◆ Requirements
Find the lines holding "arrow" and copy them.

:: Records to use

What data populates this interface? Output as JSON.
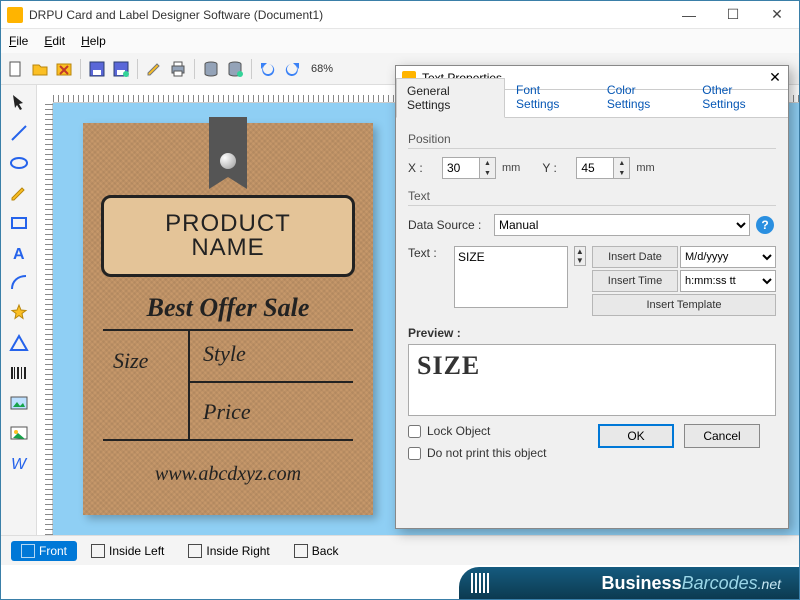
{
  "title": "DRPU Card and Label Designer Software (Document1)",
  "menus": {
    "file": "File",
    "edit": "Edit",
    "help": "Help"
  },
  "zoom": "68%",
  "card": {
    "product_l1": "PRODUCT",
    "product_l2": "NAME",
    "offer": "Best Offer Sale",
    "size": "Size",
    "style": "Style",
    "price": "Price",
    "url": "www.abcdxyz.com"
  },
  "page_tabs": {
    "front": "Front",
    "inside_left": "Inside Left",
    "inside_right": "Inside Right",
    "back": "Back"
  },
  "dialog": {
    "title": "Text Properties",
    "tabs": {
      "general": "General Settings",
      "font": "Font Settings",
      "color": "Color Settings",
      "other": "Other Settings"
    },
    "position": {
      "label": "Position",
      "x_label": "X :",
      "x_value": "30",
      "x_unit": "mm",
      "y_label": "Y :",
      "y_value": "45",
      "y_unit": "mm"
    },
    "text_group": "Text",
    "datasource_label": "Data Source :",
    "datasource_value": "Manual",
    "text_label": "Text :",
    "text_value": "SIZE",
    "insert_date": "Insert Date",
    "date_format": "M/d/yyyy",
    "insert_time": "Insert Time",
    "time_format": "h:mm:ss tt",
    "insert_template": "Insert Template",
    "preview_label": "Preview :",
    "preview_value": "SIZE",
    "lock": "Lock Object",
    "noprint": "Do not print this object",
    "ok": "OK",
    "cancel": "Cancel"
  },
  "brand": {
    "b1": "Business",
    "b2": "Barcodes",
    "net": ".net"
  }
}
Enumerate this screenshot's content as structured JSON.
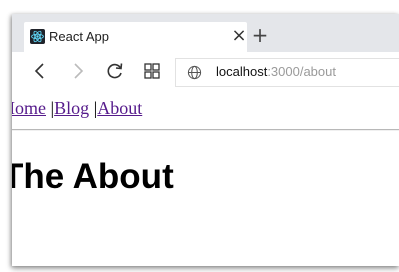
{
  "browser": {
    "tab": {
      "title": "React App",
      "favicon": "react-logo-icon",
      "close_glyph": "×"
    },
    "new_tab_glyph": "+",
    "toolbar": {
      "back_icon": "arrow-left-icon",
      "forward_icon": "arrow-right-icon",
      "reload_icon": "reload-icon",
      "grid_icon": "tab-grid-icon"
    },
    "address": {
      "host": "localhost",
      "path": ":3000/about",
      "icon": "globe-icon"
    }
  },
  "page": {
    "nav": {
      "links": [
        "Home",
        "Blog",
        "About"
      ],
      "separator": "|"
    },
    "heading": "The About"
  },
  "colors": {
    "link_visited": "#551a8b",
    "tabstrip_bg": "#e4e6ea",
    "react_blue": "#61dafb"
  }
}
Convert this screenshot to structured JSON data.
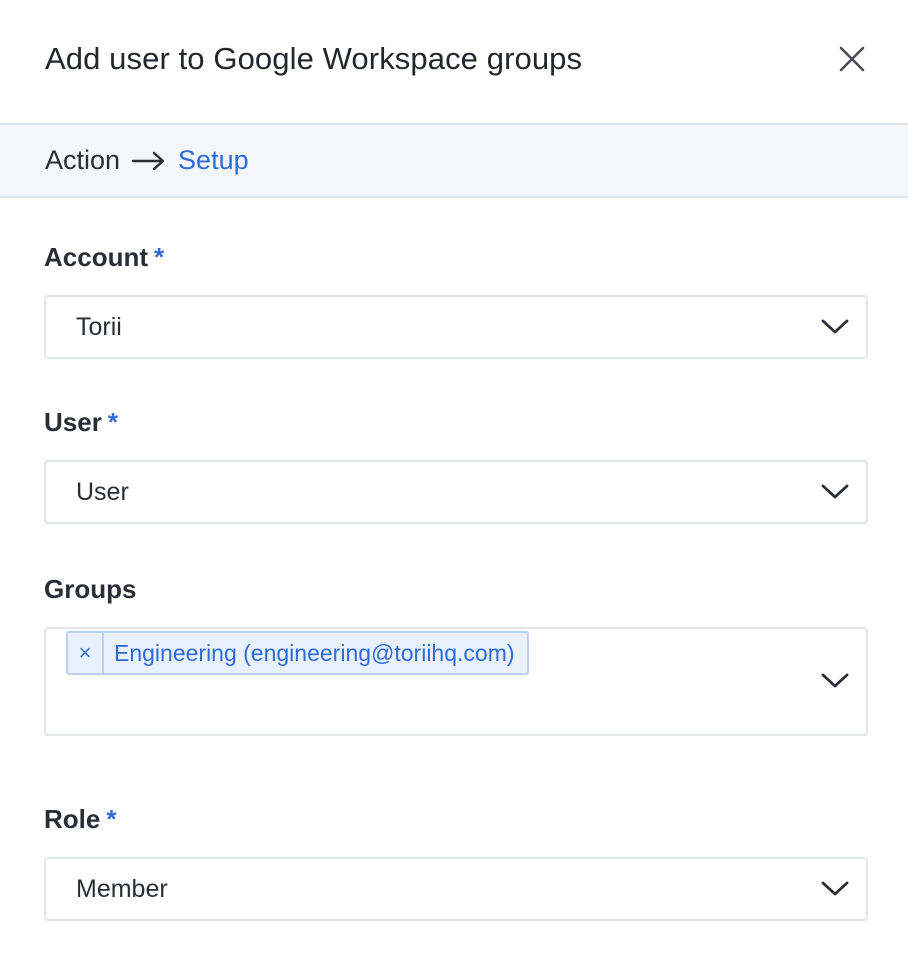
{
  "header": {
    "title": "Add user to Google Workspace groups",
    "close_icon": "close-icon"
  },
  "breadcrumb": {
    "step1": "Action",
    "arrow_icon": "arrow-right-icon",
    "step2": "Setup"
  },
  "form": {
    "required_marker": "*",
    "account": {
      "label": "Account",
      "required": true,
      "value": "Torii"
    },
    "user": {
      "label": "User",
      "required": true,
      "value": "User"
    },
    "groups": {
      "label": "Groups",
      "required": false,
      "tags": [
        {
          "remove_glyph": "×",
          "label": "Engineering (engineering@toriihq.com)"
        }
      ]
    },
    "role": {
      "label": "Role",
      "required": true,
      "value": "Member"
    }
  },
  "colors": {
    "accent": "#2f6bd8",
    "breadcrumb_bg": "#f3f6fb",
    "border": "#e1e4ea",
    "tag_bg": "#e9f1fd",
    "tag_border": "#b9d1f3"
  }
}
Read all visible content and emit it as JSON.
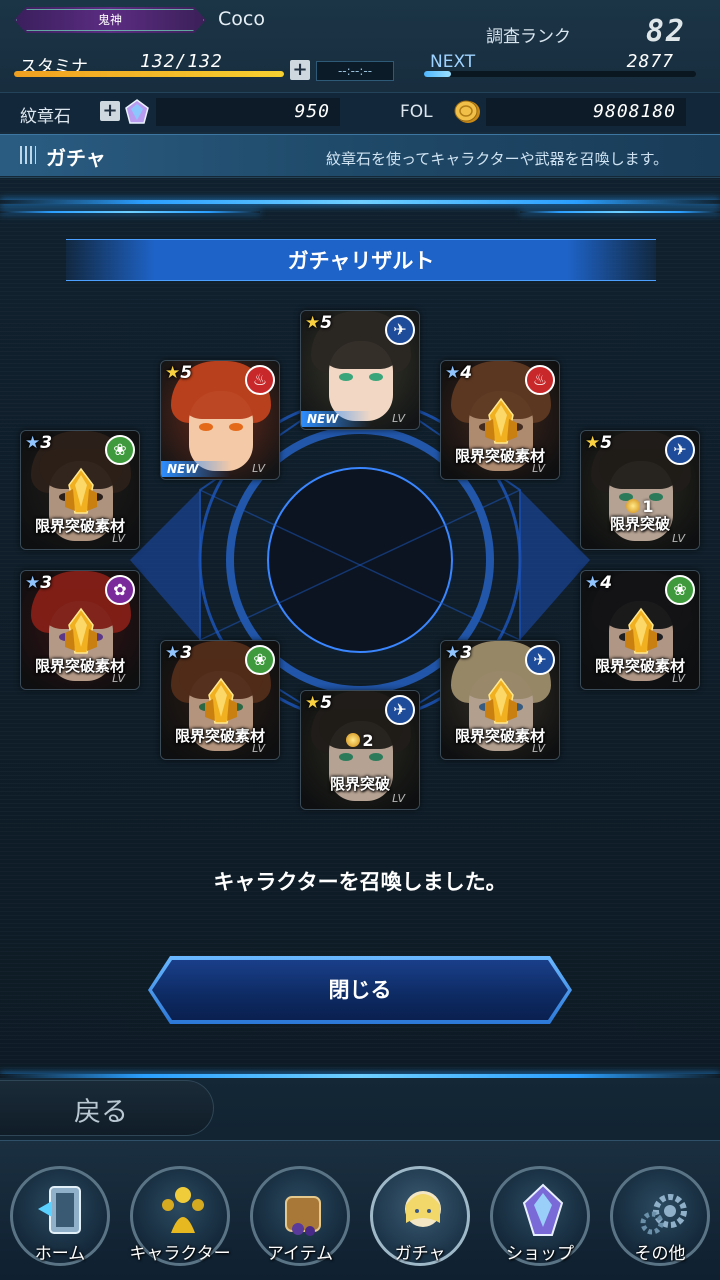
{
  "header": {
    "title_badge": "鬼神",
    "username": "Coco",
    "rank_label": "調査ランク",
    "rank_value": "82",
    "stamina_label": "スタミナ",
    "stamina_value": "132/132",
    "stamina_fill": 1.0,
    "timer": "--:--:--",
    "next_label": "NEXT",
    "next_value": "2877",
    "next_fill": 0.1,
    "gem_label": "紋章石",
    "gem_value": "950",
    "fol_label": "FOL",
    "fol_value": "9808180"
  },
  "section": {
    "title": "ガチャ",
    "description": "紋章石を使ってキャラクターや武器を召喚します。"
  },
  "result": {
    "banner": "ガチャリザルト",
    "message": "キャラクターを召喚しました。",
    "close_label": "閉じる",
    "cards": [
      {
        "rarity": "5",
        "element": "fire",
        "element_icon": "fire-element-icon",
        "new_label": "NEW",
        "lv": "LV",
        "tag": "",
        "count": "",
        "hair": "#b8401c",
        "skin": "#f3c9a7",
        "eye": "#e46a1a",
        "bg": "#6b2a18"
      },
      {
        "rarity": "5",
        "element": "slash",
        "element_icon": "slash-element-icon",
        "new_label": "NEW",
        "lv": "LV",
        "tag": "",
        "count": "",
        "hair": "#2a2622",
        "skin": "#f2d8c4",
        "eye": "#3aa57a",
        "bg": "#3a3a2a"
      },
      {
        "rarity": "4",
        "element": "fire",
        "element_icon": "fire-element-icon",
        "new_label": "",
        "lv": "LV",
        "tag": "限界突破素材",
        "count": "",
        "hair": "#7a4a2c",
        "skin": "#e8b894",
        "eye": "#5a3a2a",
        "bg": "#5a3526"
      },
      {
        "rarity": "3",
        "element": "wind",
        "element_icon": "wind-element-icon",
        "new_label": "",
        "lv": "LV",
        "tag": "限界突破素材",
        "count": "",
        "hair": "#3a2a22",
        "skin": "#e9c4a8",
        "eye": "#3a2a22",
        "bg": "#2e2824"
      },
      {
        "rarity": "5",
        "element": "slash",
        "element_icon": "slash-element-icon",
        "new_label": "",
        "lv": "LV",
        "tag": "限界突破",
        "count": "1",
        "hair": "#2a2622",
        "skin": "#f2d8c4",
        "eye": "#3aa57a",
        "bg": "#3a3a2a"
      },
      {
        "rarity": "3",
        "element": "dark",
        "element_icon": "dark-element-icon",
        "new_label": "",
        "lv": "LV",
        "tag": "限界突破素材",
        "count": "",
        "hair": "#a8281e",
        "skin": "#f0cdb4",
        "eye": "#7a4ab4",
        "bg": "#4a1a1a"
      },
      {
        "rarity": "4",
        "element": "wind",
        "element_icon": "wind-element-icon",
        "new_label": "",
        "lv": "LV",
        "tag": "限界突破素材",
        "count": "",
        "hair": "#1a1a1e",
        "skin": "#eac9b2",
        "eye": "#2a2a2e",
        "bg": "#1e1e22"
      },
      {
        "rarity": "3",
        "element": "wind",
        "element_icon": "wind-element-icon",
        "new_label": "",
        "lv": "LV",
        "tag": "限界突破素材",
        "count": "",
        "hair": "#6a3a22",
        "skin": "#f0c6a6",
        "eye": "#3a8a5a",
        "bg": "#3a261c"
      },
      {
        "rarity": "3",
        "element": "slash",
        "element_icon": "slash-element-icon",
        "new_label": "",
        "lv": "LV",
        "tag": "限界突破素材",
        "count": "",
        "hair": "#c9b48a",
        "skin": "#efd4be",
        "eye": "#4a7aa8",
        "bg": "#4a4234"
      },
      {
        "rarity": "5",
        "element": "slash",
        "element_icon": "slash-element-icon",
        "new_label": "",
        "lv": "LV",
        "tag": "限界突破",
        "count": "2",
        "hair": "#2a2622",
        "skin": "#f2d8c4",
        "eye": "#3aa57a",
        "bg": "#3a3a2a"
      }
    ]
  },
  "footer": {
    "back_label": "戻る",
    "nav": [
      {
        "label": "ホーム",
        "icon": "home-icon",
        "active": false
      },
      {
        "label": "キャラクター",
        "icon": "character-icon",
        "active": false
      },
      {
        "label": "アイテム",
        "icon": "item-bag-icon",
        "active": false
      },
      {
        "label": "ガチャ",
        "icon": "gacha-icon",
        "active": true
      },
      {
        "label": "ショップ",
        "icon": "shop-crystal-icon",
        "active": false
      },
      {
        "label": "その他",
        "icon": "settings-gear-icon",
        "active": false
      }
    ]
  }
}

::::
:: Records to use

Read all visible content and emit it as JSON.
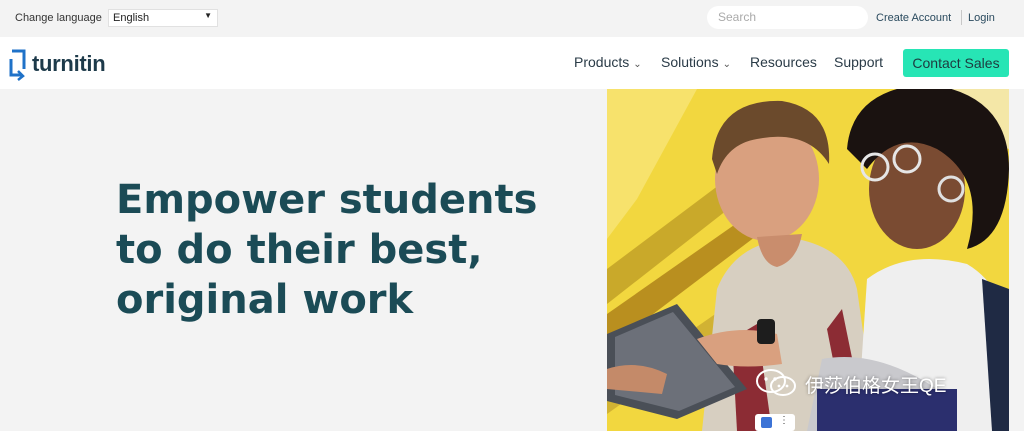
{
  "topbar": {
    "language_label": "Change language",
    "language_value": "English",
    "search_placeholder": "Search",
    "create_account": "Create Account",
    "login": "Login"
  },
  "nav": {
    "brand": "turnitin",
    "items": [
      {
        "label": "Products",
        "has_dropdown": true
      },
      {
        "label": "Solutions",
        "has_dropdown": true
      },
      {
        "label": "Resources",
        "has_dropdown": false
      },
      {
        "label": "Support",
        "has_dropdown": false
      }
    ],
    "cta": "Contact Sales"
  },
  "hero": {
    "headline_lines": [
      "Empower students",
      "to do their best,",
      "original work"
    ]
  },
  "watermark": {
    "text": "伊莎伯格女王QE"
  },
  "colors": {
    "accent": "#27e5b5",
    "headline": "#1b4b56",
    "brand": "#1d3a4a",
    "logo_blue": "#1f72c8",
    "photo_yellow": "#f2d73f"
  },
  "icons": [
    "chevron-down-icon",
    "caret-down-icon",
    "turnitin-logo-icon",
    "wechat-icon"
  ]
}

::::

◆ Reply to the exercise
      "back_icon": "arrow-left-icon",
      "forward_icon": "arrow-right-icon",
    "arrow_icon": "arrow-right-icon",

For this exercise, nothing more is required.